Extracted data:
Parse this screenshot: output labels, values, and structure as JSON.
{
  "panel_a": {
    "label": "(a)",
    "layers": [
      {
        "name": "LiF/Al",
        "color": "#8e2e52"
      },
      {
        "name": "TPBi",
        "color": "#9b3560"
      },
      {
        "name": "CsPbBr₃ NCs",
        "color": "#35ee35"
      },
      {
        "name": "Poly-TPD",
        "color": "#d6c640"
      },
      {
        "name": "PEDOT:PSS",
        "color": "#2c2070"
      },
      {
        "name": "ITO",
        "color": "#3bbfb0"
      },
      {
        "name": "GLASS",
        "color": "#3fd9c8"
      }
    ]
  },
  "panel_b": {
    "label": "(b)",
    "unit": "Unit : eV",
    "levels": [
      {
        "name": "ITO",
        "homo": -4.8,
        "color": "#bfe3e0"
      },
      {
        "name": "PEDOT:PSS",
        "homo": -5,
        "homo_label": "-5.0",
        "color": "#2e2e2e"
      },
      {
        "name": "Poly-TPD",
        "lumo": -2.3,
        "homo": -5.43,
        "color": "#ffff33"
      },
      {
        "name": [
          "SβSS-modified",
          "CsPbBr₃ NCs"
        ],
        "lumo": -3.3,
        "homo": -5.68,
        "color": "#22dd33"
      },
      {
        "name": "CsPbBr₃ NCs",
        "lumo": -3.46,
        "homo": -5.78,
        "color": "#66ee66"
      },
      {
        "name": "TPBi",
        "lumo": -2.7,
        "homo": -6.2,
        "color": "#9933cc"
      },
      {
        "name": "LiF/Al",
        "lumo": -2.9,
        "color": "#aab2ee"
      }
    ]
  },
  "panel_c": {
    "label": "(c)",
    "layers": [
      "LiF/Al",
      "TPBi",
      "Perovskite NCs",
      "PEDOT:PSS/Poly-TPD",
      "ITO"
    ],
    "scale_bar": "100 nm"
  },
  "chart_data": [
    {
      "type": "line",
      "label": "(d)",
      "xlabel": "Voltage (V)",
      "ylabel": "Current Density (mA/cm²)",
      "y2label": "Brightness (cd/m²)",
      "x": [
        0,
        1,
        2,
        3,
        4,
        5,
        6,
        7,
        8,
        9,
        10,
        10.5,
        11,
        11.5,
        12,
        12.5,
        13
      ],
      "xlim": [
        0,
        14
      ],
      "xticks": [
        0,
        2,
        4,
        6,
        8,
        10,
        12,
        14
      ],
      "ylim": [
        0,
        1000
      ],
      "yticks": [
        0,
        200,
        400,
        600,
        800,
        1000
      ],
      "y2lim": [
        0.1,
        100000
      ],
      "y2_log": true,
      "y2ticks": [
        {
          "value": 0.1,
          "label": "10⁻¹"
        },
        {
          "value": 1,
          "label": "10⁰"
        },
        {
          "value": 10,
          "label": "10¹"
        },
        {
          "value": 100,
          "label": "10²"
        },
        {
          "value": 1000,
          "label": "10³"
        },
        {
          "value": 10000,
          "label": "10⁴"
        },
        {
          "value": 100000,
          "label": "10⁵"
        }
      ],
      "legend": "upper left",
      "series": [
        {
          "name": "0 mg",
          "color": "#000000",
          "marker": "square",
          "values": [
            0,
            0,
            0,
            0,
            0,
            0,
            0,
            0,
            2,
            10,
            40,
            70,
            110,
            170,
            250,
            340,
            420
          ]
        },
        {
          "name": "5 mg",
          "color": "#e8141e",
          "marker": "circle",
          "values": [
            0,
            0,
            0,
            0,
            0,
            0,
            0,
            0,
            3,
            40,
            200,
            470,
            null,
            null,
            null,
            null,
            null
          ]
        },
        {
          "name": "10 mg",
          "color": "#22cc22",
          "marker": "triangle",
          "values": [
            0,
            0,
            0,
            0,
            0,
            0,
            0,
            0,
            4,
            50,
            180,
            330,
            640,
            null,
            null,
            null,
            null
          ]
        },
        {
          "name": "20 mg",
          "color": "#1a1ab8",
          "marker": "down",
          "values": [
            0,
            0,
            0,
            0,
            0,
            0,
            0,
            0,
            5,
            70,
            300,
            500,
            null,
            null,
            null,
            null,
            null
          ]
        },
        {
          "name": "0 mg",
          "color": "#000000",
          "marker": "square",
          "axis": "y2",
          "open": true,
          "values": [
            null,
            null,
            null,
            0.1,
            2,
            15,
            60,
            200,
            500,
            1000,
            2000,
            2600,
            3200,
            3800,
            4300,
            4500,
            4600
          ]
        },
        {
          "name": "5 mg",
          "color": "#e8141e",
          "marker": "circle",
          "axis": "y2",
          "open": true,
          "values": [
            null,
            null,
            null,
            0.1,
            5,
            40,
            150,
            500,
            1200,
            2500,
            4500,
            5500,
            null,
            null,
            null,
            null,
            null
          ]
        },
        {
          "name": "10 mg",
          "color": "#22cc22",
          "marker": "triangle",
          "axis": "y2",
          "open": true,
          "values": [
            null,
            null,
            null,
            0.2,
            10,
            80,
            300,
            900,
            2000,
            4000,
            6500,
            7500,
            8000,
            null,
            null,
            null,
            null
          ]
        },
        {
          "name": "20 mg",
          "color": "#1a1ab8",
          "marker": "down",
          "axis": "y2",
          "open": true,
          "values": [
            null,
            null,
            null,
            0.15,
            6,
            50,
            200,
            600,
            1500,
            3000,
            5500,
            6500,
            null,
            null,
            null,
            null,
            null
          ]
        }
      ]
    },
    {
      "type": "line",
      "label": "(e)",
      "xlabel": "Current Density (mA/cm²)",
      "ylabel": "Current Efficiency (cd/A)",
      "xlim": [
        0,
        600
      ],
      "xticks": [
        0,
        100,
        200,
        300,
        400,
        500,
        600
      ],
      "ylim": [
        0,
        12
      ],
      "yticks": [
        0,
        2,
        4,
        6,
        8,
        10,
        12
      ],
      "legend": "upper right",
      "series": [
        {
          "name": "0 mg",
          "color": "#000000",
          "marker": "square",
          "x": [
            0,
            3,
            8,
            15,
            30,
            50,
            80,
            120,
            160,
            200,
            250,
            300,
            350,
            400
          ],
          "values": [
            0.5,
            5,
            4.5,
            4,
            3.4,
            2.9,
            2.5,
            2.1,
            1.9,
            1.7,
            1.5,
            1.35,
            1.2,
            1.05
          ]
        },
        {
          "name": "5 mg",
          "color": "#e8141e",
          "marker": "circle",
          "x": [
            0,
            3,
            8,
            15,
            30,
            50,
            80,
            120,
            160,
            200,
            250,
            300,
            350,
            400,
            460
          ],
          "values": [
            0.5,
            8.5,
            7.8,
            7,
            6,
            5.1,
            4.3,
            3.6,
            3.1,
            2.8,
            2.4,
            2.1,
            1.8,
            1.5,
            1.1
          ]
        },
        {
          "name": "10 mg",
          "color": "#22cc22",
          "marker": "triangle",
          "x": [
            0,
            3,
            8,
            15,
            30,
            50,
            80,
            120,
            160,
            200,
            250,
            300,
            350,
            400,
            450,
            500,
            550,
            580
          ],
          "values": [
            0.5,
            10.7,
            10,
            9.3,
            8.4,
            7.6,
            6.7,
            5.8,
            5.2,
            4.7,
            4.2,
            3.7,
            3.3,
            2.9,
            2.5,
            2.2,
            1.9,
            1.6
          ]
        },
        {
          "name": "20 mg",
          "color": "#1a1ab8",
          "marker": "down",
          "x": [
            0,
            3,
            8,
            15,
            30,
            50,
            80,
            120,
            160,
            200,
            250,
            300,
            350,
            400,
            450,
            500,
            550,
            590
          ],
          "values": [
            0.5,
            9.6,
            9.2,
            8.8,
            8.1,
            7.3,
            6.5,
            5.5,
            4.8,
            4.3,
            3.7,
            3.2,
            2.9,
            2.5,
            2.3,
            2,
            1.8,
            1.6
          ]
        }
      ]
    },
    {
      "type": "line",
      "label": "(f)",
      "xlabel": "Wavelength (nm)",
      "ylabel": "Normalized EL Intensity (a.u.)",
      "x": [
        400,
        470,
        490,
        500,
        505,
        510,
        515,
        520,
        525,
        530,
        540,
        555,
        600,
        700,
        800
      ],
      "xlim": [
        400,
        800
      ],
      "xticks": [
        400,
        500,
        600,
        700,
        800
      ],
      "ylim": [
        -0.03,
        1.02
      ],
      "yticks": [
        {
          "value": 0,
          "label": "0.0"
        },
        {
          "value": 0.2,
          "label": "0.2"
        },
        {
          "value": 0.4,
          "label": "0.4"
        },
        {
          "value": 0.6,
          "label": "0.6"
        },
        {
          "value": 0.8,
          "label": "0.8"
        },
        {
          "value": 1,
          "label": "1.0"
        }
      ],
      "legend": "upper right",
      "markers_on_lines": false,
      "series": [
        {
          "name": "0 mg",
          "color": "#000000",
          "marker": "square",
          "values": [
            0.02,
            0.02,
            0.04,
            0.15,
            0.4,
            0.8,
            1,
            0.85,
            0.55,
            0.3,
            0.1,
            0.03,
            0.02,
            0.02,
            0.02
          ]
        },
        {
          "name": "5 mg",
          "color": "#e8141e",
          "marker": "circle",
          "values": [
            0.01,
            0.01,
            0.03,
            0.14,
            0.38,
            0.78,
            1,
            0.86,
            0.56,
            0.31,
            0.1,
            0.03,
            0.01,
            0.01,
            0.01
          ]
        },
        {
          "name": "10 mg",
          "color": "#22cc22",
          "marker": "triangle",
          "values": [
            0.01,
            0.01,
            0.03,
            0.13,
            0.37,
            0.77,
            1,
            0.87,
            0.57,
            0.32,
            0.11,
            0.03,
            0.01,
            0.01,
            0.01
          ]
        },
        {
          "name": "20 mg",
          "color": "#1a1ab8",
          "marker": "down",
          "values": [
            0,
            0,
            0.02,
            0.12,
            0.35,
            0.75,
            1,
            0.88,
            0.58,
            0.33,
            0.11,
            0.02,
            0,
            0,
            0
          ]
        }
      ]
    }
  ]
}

Exercise instructions: Scan the data above and copy every line with "ylabel" in it.

Result:
      "ylabel": "Current Density (mA/cm²)",
      "ylabel": "Current Efficiency (cd/A)",
      "ylabel": "Normalized EL Intensity (a.u.)",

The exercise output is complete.